**Written instruction**: Images embedded in the records are excluded; print everything else exactly as given.

## Begin Records for the task

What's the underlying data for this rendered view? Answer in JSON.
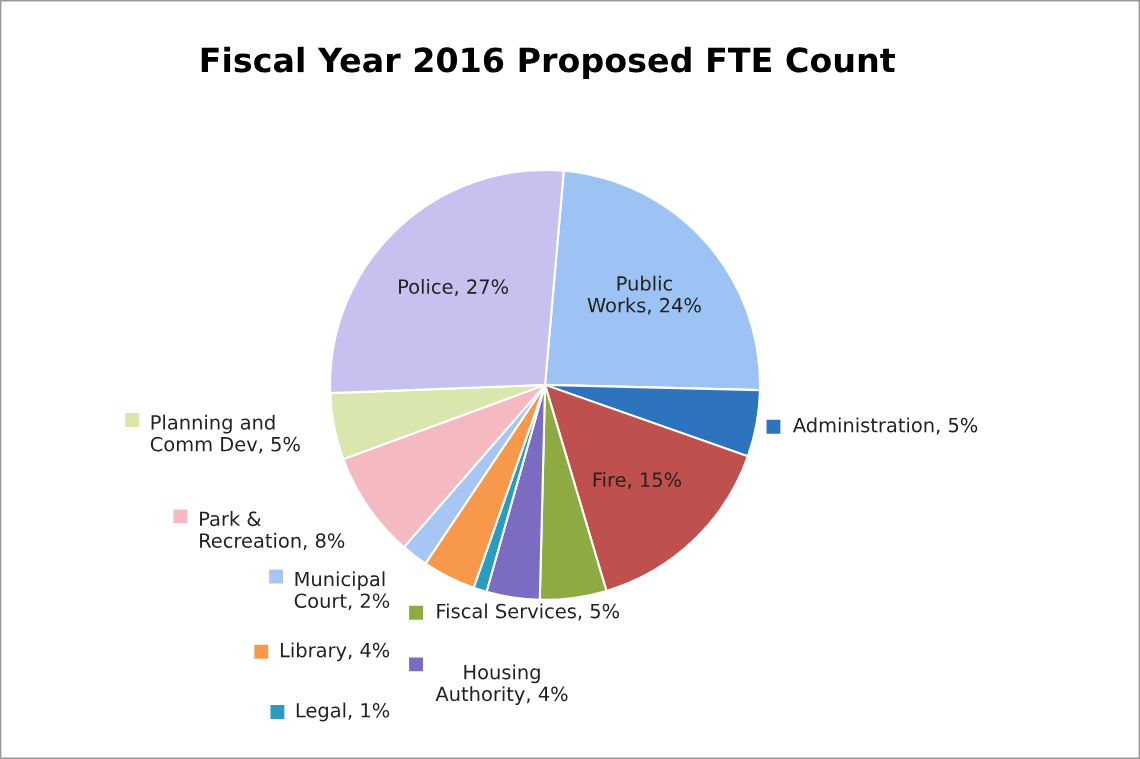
{
  "chart_data": {
    "type": "pie",
    "title": "Fiscal Year 2016 Proposed FTE Count",
    "categories": [
      "Public Works",
      "Administration",
      "Fire",
      "Fiscal Services",
      "Housing Authority",
      "Legal",
      "Library",
      "Municipal Court",
      "Park & Recreation",
      "Planning and Comm Dev",
      "Police"
    ],
    "values": [
      24,
      5,
      15,
      5,
      4,
      1,
      4,
      2,
      8,
      5,
      27
    ],
    "colors": [
      "#9dc3f4",
      "#2e73bd",
      "#c0504d",
      "#8eab43",
      "#7b6cc2",
      "#2a9cc0",
      "#f7984a",
      "#a8c6f3",
      "#f4b9c1",
      "#d9e6ad",
      "#c6c1ef"
    ],
    "value_labels": [
      "24%",
      "5%",
      "15%",
      "5%",
      "4%",
      "1%",
      "4%",
      "2%",
      "8%",
      "5%",
      "27%"
    ],
    "legend": "left"
  }
}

## End Records for the task

**The answer**:
What's the underlying data for this rendered view? Answer in JSON.
{
  "chart_data": {
    "type": "pie",
    "title": "Fiscal Year 2016 Proposed FTE Count",
    "categories": [
      "Public Works",
      "Administration",
      "Fire",
      "Fiscal Services",
      "Housing Authority",
      "Legal",
      "Library",
      "Municipal Court",
      "Park & Recreation",
      "Planning and Comm Dev",
      "Police"
    ],
    "values": [
      24,
      5,
      15,
      5,
      4,
      1,
      4,
      2,
      8,
      5,
      27
    ],
    "colors": [
      "#9dc3f4",
      "#2e73bd",
      "#c0504d",
      "#8eab43",
      "#7b6cc2",
      "#2a9cc0",
      "#f7984a",
      "#a8c6f3",
      "#f4b9c1",
      "#d9e6ad",
      "#c6c1ef"
    ],
    "value_labels": [
      "24%",
      "5%",
      "15%",
      "5%",
      "4%",
      "1%",
      "4%",
      "2%",
      "8%",
      "5%",
      "27%"
    ],
    "legend": "left"
  }
}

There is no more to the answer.